§ DATA EXTRACT
+===+

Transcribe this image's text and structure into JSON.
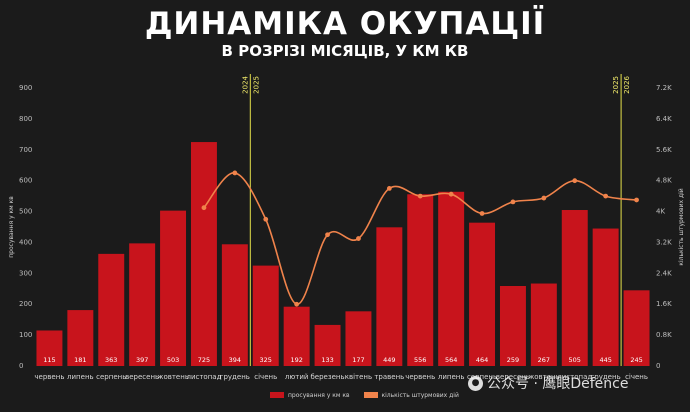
{
  "header": {
    "title": "ДИНАМІКА ОКУПАЦІЇ",
    "subtitle": "В РОЗРІЗІ МІСЯЦІВ, У КМ КВ"
  },
  "legend": {
    "bars_label": "просування у км кв",
    "line_label": "кількість штурмових дій"
  },
  "watermark": {
    "icon": "wechat-icon",
    "text": "公众号 · 鹰眼Defence"
  },
  "colors": {
    "bar": "#c8141c",
    "line": "#f0834b",
    "year_marker": "#e5e04a",
    "background": "#1b1b1b"
  },
  "chart_data": {
    "type": "bar",
    "title": "ДИНАМІКА ОКУПАЦІЇ",
    "subtitle": "В РОЗРІЗІ МІСЯЦІВ, У КМ КВ",
    "categories": [
      "червень",
      "липень",
      "серпень",
      "вересень",
      "жовтень",
      "листопад",
      "грудень",
      "січень",
      "лютий",
      "березень",
      "квітень",
      "травень",
      "червень",
      "липень",
      "серпень",
      "вересень",
      "жовтень",
      "листопад",
      "грудень",
      "січень"
    ],
    "series": [
      {
        "name": "просування у км кв",
        "type": "bar",
        "axis": "left",
        "values": [
          115,
          181,
          363,
          397,
          503,
          725,
          394,
          325,
          192,
          133,
          177,
          449,
          556,
          564,
          464,
          259,
          267,
          505,
          445,
          245
        ]
      },
      {
        "name": "кількість штурмових дій",
        "type": "line",
        "axis": "right",
        "values": [
          null,
          null,
          null,
          null,
          null,
          4100,
          5000,
          3800,
          1600,
          3400,
          3300,
          4600,
          4400,
          4450,
          3950,
          4250,
          4350,
          4800,
          4400,
          4300
        ]
      }
    ],
    "ylabel": "просування у км кв",
    "y2label": "кількість штурмових дій",
    "ylim": [
      0,
      900
    ],
    "y2lim": [
      0,
      7200
    ],
    "yticks": [
      "0",
      "100",
      "200",
      "300",
      "400",
      "500",
      "600",
      "700",
      "800",
      "900"
    ],
    "y2ticks": [
      "0",
      "0.8K",
      "1.6K",
      "2.4K",
      "3.2K",
      "4K",
      "4.8K",
      "5.6K",
      "6.4K",
      "7.2K"
    ],
    "year_markers": [
      {
        "after_index": 6,
        "left": "2024",
        "right": "2025"
      },
      {
        "after_index": 18,
        "left": "2025",
        "right": "2026"
      }
    ],
    "grid": false,
    "legend_position": "bottom"
  }
}
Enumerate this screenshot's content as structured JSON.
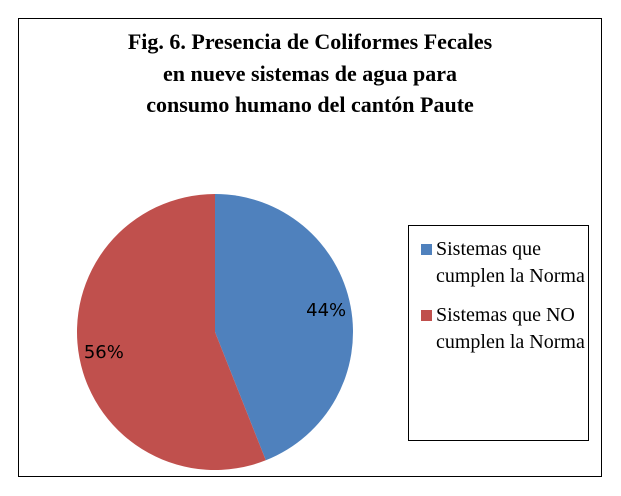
{
  "chart_data": {
    "type": "pie",
    "title": "Fig. 6. Presencia de Coliformes Fecales en nueve sistemas de agua para consumo humano del cantón Paute",
    "categories": [
      "Sistemas que cumplen la Norma",
      "Sistemas que NO cumplen la Norma"
    ],
    "values": [
      44,
      56
    ],
    "value_labels": [
      "44%",
      "56%"
    ],
    "colors": [
      "#4f81bd",
      "#c0504d"
    ],
    "legend": "right"
  }
}
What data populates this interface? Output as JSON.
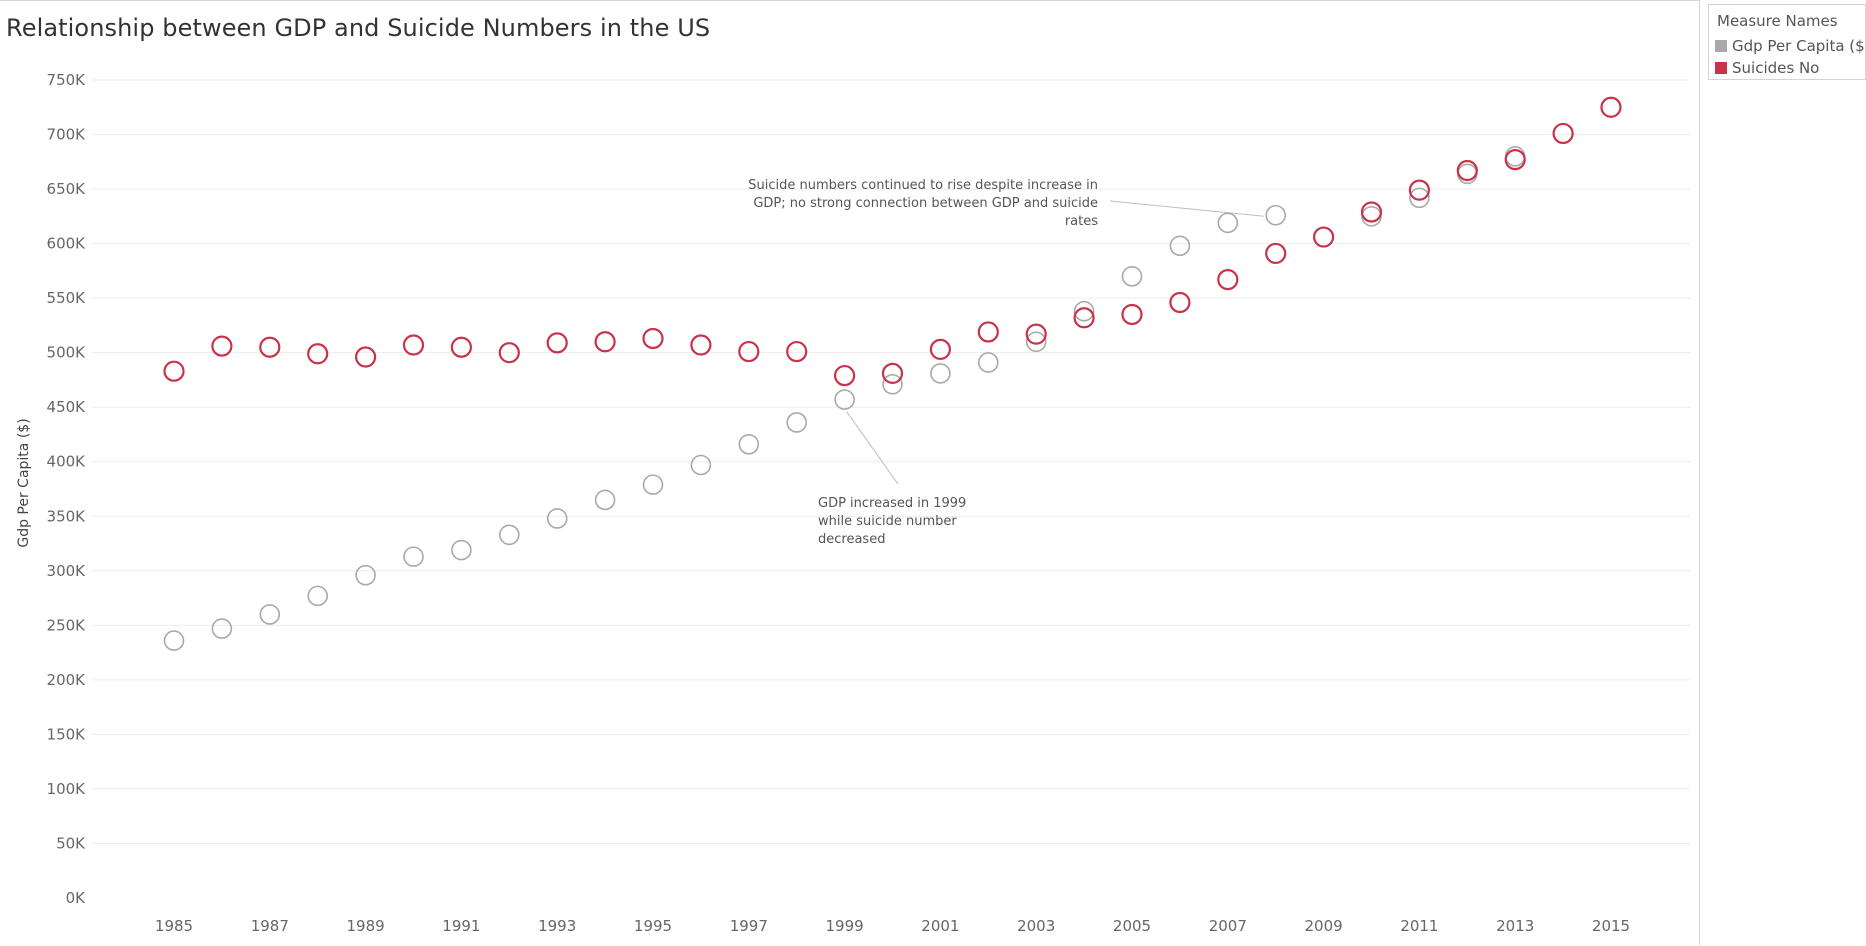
{
  "chart_data": {
    "type": "scatter",
    "title": "Relationship between GDP and Suicide Numbers in the US",
    "xlabel": "",
    "ylabel": "Gdp Per Capita ($)",
    "ylim": [
      0,
      750000
    ],
    "y_ticks": [
      "0K",
      "50K",
      "100K",
      "150K",
      "200K",
      "250K",
      "300K",
      "350K",
      "400K",
      "450K",
      "500K",
      "550K",
      "600K",
      "650K",
      "700K",
      "750K"
    ],
    "x_ticks": [
      "1985",
      "1987",
      "1989",
      "1991",
      "1993",
      "1995",
      "1997",
      "1999",
      "2001",
      "2003",
      "2005",
      "2007",
      "2009",
      "2011",
      "2013",
      "2015"
    ],
    "x": [
      1985,
      1986,
      1987,
      1988,
      1989,
      1990,
      1991,
      1992,
      1993,
      1994,
      1995,
      1996,
      1997,
      1998,
      1999,
      2000,
      2001,
      2002,
      2003,
      2004,
      2005,
      2006,
      2007,
      2008,
      2009,
      2010,
      2011,
      2012,
      2013,
      2014,
      2015
    ],
    "grid": true,
    "legend_position": "right",
    "series": [
      {
        "name": "Gdp Per Capita ($)",
        "color": "#a9a9a9",
        "values": [
          236000,
          247000,
          260000,
          277000,
          296000,
          313000,
          319000,
          333000,
          348000,
          365000,
          379000,
          397000,
          416000,
          436000,
          457000,
          471000,
          481000,
          491000,
          510000,
          538000,
          570000,
          598000,
          619000,
          626000,
          606000,
          625000,
          642000,
          664000,
          680000,
          701000,
          725000
        ]
      },
      {
        "name": "Suicides No",
        "color": "#c8334a",
        "values": [
          483000,
          506000,
          505000,
          499000,
          496000,
          507000,
          505000,
          500000,
          509000,
          510000,
          513000,
          507000,
          501000,
          501000,
          479000,
          481000,
          503000,
          519000,
          517000,
          532000,
          535000,
          546000,
          567000,
          591000,
          606000,
          629000,
          649000,
          667000,
          677000,
          701000,
          725000
        ]
      }
    ],
    "annotations": [
      {
        "lines": [
          "Suicide numbers continued to rise despite increase in",
          "GDP; no strong connection between GDP and suicide",
          "rates"
        ],
        "target_x": 2008,
        "target_y": 626000
      },
      {
        "lines": [
          "GDP increased in 1999",
          "while suicide number",
          "decreased"
        ],
        "target_x": 1999,
        "target_y": 457000
      }
    ]
  },
  "legend": {
    "title": "Measure Names",
    "items": [
      {
        "label": "Gdp Per Capita ($)",
        "color": "#a9a9a9"
      },
      {
        "label": "Suicides No",
        "color": "#c8334a"
      }
    ]
  }
}
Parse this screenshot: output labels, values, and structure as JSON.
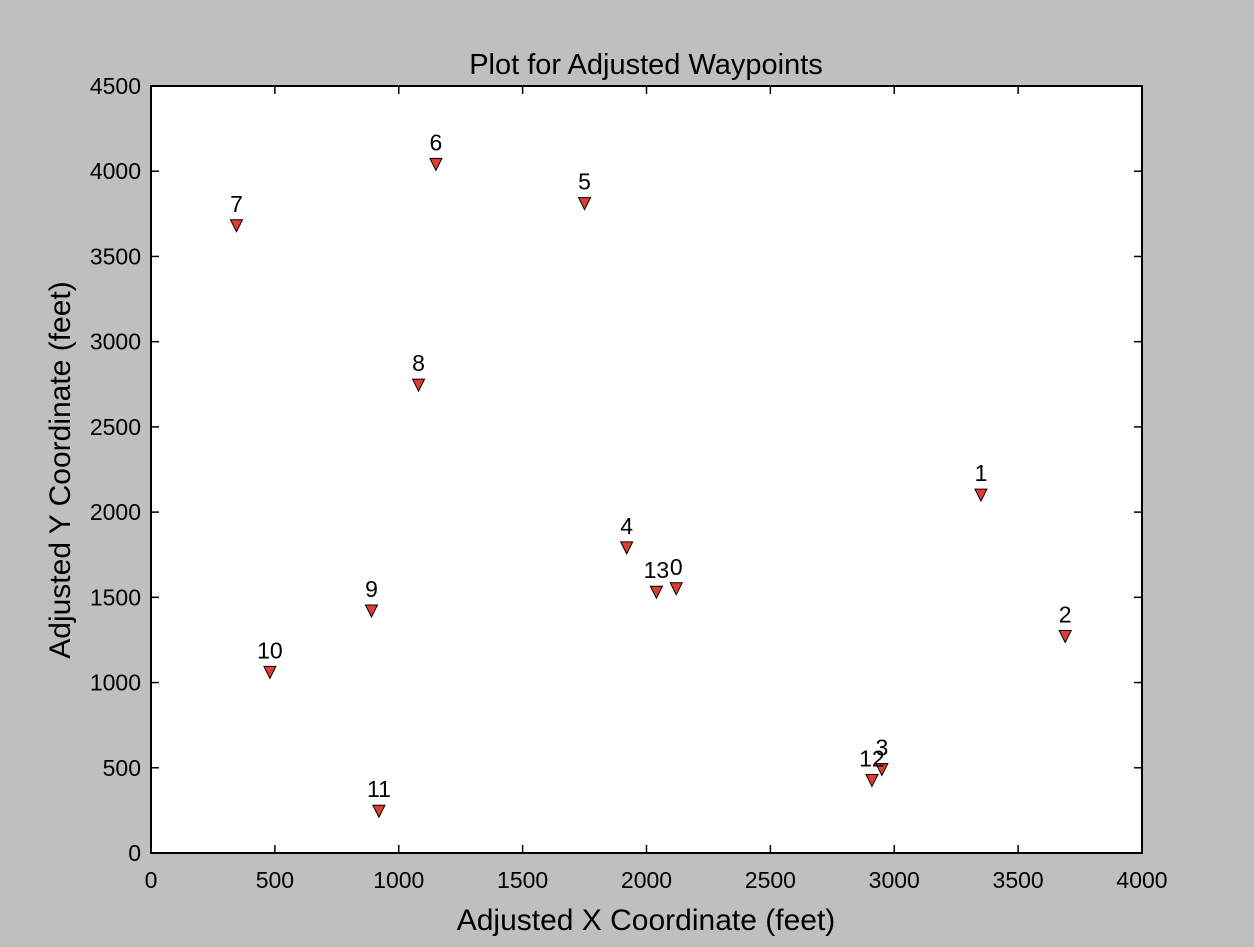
{
  "chart_data": {
    "type": "scatter",
    "title": "Plot for Adjusted Waypoints",
    "xlabel": "Adjusted X Coordinate (feet)",
    "ylabel": "Adjusted Y Coordinate (feet)",
    "xlim": [
      0,
      4000
    ],
    "ylim": [
      0,
      4500
    ],
    "xticks": [
      0,
      500,
      1000,
      1500,
      2000,
      2500,
      3000,
      3500,
      4000
    ],
    "yticks": [
      0,
      500,
      1000,
      1500,
      2000,
      2500,
      3000,
      3500,
      4000,
      4500
    ],
    "grid": false,
    "marker": "triangle-down",
    "marker_color": "#e03c31",
    "points": [
      {
        "label": "0",
        "x": 2120,
        "y": 1550
      },
      {
        "label": "1",
        "x": 3350,
        "y": 2100
      },
      {
        "label": "2",
        "x": 3690,
        "y": 1270
      },
      {
        "label": "3",
        "x": 2950,
        "y": 490
      },
      {
        "label": "4",
        "x": 1920,
        "y": 1790
      },
      {
        "label": "5",
        "x": 1750,
        "y": 3810
      },
      {
        "label": "6",
        "x": 1150,
        "y": 4040
      },
      {
        "label": "7",
        "x": 345,
        "y": 3680
      },
      {
        "label": "8",
        "x": 1080,
        "y": 2745
      },
      {
        "label": "9",
        "x": 890,
        "y": 1420
      },
      {
        "label": "10",
        "x": 480,
        "y": 1060
      },
      {
        "label": "11",
        "x": 920,
        "y": 245
      },
      {
        "label": "12",
        "x": 2910,
        "y": 425
      },
      {
        "label": "13",
        "x": 2040,
        "y": 1530
      }
    ]
  }
}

+===+

§ TASK REQUIREMENTS
Give the data again exactly as written, with all pictures left out.

§ TASK RESPONSE
Transcribe this image's text and structure into JSON.
{
  "header": {
    "title": "ДИНАМІКА ОКУПАЦІЇ",
    "subtitle": "В РОЗРІЗІ МІСЯЦІВ, У КМ КВ"
  },
  "legend": {
    "bars_label": "просування у км кв",
    "line_label": "кількість штурмових дій"
  },
  "watermark": {
    "icon": "wechat-icon",
    "text": "公众号 · 鹰眼Defence"
  },
  "colors": {
    "bar": "#c8141c",
    "line": "#f0834b",
    "year_marker": "#e5e04a",
    "background": "#1b1b1b"
  },
  "chart_data": {
    "type": "bar",
    "title": "ДИНАМІКА ОКУПАЦІЇ",
    "subtitle": "В РОЗРІЗІ МІСЯЦІВ, У КМ КВ",
    "categories": [
      "червень",
      "липень",
      "серпень",
      "вересень",
      "жовтень",
      "листопад",
      "грудень",
      "січень",
      "лютий",
      "березень",
      "квітень",
      "травень",
      "червень",
      "липень",
      "серпень",
      "вересень",
      "жовтень",
      "листопад",
      "грудень",
      "січень"
    ],
    "series": [
      {
        "name": "просування у км кв",
        "type": "bar",
        "axis": "left",
        "values": [
          115,
          181,
          363,
          397,
          503,
          725,
          394,
          325,
          192,
          133,
          177,
          449,
          556,
          564,
          464,
          259,
          267,
          505,
          445,
          245
        ]
      },
      {
        "name": "кількість штурмових дій",
        "type": "line",
        "axis": "right",
        "values": [
          null,
          null,
          null,
          null,
          null,
          4100,
          5000,
          3800,
          1600,
          3400,
          3300,
          4600,
          4400,
          4450,
          3950,
          4250,
          4350,
          4800,
          4400,
          4300
        ]
      }
    ],
    "ylabel": "просування у км кв",
    "y2label": "кількість штурмових дій",
    "ylim": [
      0,
      900
    ],
    "y2lim": [
      0,
      7200
    ],
    "yticks": [
      "0",
      "100",
      "200",
      "300",
      "400",
      "500",
      "600",
      "700",
      "800",
      "900"
    ],
    "y2ticks": [
      "0",
      "0.8K",
      "1.6K",
      "2.4K",
      "3.2K",
      "4K",
      "4.8K",
      "5.6K",
      "6.4K",
      "7.2K"
    ],
    "year_markers": [
      {
        "after_index": 6,
        "left": "2024",
        "right": "2025"
      },
      {
        "after_index": 18,
        "left": "2025",
        "right": "2026"
      }
    ],
    "grid": false,
    "legend_position": "bottom"
  }
}
Enumerate this screenshot's content as structured JSON.
{
  "chart_data": {
    "type": "pie",
    "title": "Fig. 6. Presencia de Coliformes Fecales en nueve sistemas de agua para consumo humano del cantón Paute",
    "categories": [
      "Sistemas que cumplen la Norma",
      "Sistemas que NO cumplen la Norma"
    ],
    "values": [
      44,
      56
    ],
    "value_labels": [
      "44%",
      "56%"
    ],
    "colors": [
      "#4f81bd",
      "#c0504d"
    ],
    "legend": "right"
  }
}
What data populates this interface? Output as JSON.
{
  "chart_data": {
    "type": "scatter",
    "title": "Relationship between GDP and Suicide Numbers in the US",
    "xlabel": "",
    "ylabel": "Gdp Per Capita ($)",
    "ylim": [
      0,
      750000
    ],
    "y_ticks": [
      "0K",
      "50K",
      "100K",
      "150K",
      "200K",
      "250K",
      "300K",
      "350K",
      "400K",
      "450K",
      "500K",
      "550K",
      "600K",
      "650K",
      "700K",
      "750K"
    ],
    "x_ticks": [
      "1985",
      "1987",
      "1989",
      "1991",
      "1993",
      "1995",
      "1997",
      "1999",
      "2001",
      "2003",
      "2005",
      "2007",
      "2009",
      "2011",
      "2013",
      "2015"
    ],
    "x": [
      1985,
      1986,
      1987,
      1988,
      1989,
      1990,
      1991,
      1992,
      1993,
      1994,
      1995,
      1996,
      1997,
      1998,
      1999,
      2000,
      2001,
      2002,
      2003,
      2004,
      2005,
      2006,
      2007,
      2008,
      2009,
      2010,
      2011,
      2012,
      2013,
      2014,
      2015
    ],
    "grid": true,
    "legend_position": "right",
    "series": [
      {
        "name": "Gdp Per Capita ($)",
        "color": "#a9a9a9",
        "values": [
          236000,
          247000,
          260000,
          277000,
          296000,
          313000,
          319000,
          333000,
          348000,
          365000,
          379000,
          397000,
          416000,
          436000,
          457000,
          471000,
          481000,
          491000,
          510000,
          538000,
          570000,
          598000,
          619000,
          626000,
          606000,
          625000,
          642000,
          664000,
          680000,
          701000,
          725000
        ]
      },
      {
        "name": "Suicides No",
        "color": "#c8334a",
        "values": [
          483000,
          506000,
          505000,
          499000,
          496000,
          507000,
          505000,
          500000,
          509000,
          510000,
          513000,
          507000,
          501000,
          501000,
          479000,
          481000,
          503000,
          519000,
          517000,
          532000,
          535000,
          546000,
          567000,
          591000,
          606000,
          629000,
          649000,
          667000,
          677000,
          701000,
          725000
        ]
      }
    ],
    "annotations": [
      {
        "lines": [
          "Suicide numbers continued to rise despite increase in",
          "GDP; no strong connection between GDP and suicide",
          "rates"
        ],
        "target_x": 2008,
        "target_y": 626000
      },
      {
        "lines": [
          "GDP increased in 1999",
          "while suicide number",
          "decreased"
        ],
        "target_x": 1999,
        "target_y": 457000
      }
    ]
  },
  "legend": {
    "title": "Measure Names",
    "items": [
      {
        "label": "Gdp Per Capita ($)",
        "color": "#a9a9a9"
      },
      {
        "label": "Suicides No",
        "color": "#c8334a"
      }
    ]
  }
}
Parse this screenshot: output labels, values, and structure as JSON.
{
  "chart_data": {
    "type": "scatter",
    "title": "Plot for Adjusted Waypoints",
    "xlabel": "Adjusted X Coordinate (feet)",
    "ylabel": "Adjusted Y Coordinate (feet)",
    "xlim": [
      0,
      4000
    ],
    "ylim": [
      0,
      4500
    ],
    "xticks": [
      0,
      500,
      1000,
      1500,
      2000,
      2500,
      3000,
      3500,
      4000
    ],
    "yticks": [
      0,
      500,
      1000,
      1500,
      2000,
      2500,
      3000,
      3500,
      4000,
      4500
    ],
    "grid": false,
    "marker": "triangle-down",
    "marker_color": "#e03c31",
    "points": [
      {
        "label": "0",
        "x": 2120,
        "y": 1550
      },
      {
        "label": "1",
        "x": 3350,
        "y": 2100
      },
      {
        "label": "2",
        "x": 3690,
        "y": 1270
      },
      {
        "label": "3",
        "x": 2950,
        "y": 490
      },
      {
        "label": "4",
        "x": 1920,
        "y": 1790
      },
      {
        "label": "5",
        "x": 1750,
        "y": 3810
      },
      {
        "label": "6",
        "x": 1150,
        "y": 4040
      },
      {
        "label": "7",
        "x": 345,
        "y": 3680
      },
      {
        "label": "8",
        "x": 1080,
        "y": 2745
      },
      {
        "label": "9",
        "x": 890,
        "y": 1420
      },
      {
        "label": "10",
        "x": 480,
        "y": 1060
      },
      {
        "label": "11",
        "x": 920,
        "y": 245
      },
      {
        "label": "12",
        "x": 2910,
        "y": 425
      },
      {
        "label": "13",
        "x": 2040,
        "y": 1530
      }
    ]
  }
}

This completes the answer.